[RECORDS FOR THIS EXERCISE Boundary: Start]

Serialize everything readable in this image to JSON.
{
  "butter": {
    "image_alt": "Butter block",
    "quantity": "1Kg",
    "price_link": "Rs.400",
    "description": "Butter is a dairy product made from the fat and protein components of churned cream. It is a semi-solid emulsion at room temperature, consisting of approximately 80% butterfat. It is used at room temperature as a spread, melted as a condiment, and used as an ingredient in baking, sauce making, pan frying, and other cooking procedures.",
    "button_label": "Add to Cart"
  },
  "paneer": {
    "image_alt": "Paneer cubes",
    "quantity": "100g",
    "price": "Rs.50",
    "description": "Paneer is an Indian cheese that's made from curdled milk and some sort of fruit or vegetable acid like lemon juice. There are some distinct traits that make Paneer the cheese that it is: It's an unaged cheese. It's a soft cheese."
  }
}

[RECORDS FOR THIS EXERCISE Boundary: End]

» ACTIVITY: Exact retyping of all the entries is required.

» RESPONSE TO THIS EXERCISE:
Serialize everything readable in this image to JSON.
{
  "butter": {
    "image_alt": "Butter block",
    "quantity": "1Kg",
    "price_link": "Rs.400",
    "description": "Butter is a dairy product made from the fat and protein components of churned cream. It is a semi-solid emulsion at room temperature, consisting of approximately 80% butterfat. It is used at room temperature as a spread, melted as a condiment, and used as an ingredient in baking, sauce making, pan frying, and other cooking procedures.",
    "button_label": "Add to Cart"
  },
  "paneer": {
    "image_alt": "Paneer cubes",
    "quantity": "100g",
    "price": "Rs.50",
    "description": "Paneer is an Indian cheese that's made from curdled milk and some sort of fruit or vegetable acid like lemon juice. There are some distinct traits that make Paneer the cheese that it is: It's an unaged cheese. It's a soft cheese."
  }
}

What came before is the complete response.